* **THE REQUEST**
Pick out the lines in the listing below that contain the word "series" and copy them.

[Start of EXERCISE INPUTS]

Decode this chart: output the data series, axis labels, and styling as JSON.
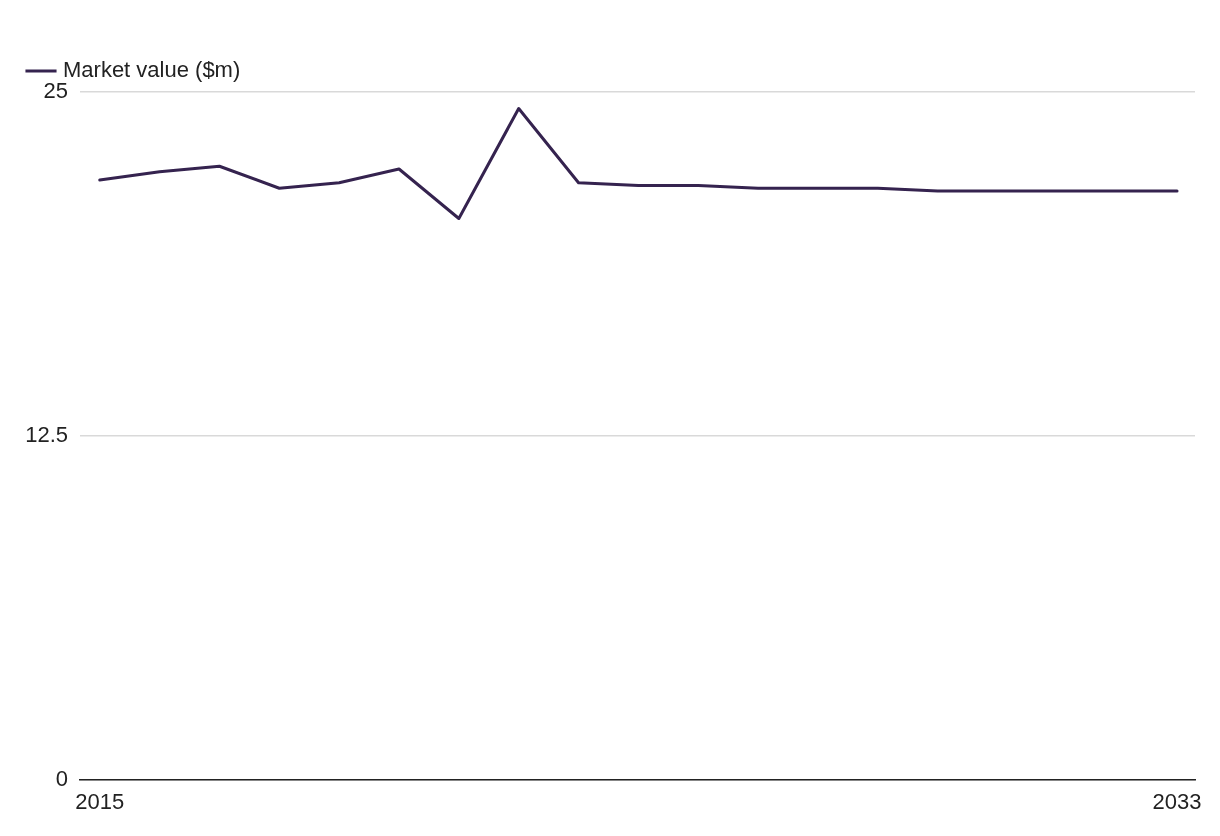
{
  "chart_data": {
    "type": "line",
    "x": [
      2015,
      2016,
      2017,
      2018,
      2019,
      2020,
      2021,
      2022,
      2023,
      2024,
      2025,
      2026,
      2027,
      2028,
      2029,
      2030,
      2031,
      2032,
      2033
    ],
    "series": [
      {
        "name": "Market value ($m)",
        "color": "#35234f",
        "values": [
          21.8,
          22.1,
          22.3,
          21.5,
          21.7,
          22.2,
          20.4,
          24.4,
          21.7,
          21.6,
          21.6,
          21.5,
          21.5,
          21.5,
          21.4,
          21.4,
          21.4,
          21.4,
          21.4
        ]
      }
    ],
    "xlim": [
      2014.67,
      2033.3
    ],
    "xticks": [
      2015,
      2033
    ],
    "ylim": [
      0,
      25
    ],
    "yticks": [
      0,
      12.5,
      25
    ],
    "grid": "y",
    "legend": "top left",
    "marker": "none",
    "line_style": "solid"
  }
}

[End of EXERCISE INPUTS]

* **RESPONSE**
Decode this chart: output the data series, axis labels, and styling as JSON.
    "series": [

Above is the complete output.